Job:
Below are some records; give them all again exactly, but not the pictures.

:::

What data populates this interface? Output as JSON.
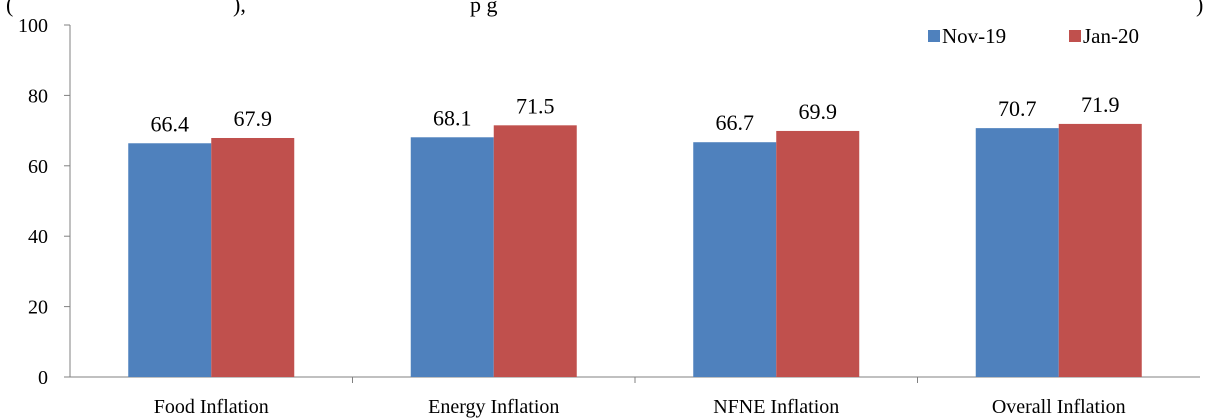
{
  "header": {
    "partial_text_left": "(",
    "partial_text_mid": "),",
    "partial_text_right": "p         g",
    "partial_text_end": ")"
  },
  "chart_data": {
    "type": "bar",
    "categories": [
      "Food Inflation",
      "Energy Inflation",
      "NFNE Inflation",
      "Overall Inflation"
    ],
    "series": [
      {
        "name": "Nov-19",
        "values": [
          66.4,
          68.1,
          66.7,
          70.7
        ]
      },
      {
        "name": "Jan-20",
        "values": [
          67.9,
          71.5,
          69.9,
          71.9
        ]
      }
    ],
    "title": "",
    "xlabel": "",
    "ylabel": "",
    "ylim": [
      0,
      100
    ],
    "yticks": [
      0,
      20,
      40,
      60,
      80,
      100
    ],
    "grid": false,
    "legend_position": "top-right",
    "colors": [
      "#4F81BD",
      "#C0504D"
    ],
    "data_labels": true
  }
}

:::

Reply to the task:
What data populates this interface? Output as JSON.
{
  "header": {
    "partial_text_left": "(",
    "partial_text_mid": "),",
    "partial_text_right": "p         g",
    "partial_text_end": ")"
  },
  "chart_data": {
    "type": "bar",
    "categories": [
      "Food Inflation",
      "Energy Inflation",
      "NFNE Inflation",
      "Overall Inflation"
    ],
    "series": [
      {
        "name": "Nov-19",
        "values": [
          66.4,
          68.1,
          66.7,
          70.7
        ]
      },
      {
        "name": "Jan-20",
        "values": [
          67.9,
          71.5,
          69.9,
          71.9
        ]
      }
    ],
    "title": "",
    "xlabel": "",
    "ylabel": "",
    "ylim": [
      0,
      100
    ],
    "yticks": [
      0,
      20,
      40,
      60,
      80,
      100
    ],
    "grid": false,
    "legend_position": "top-right",
    "colors": [
      "#4F81BD",
      "#C0504D"
    ],
    "data_labels": true
  }
}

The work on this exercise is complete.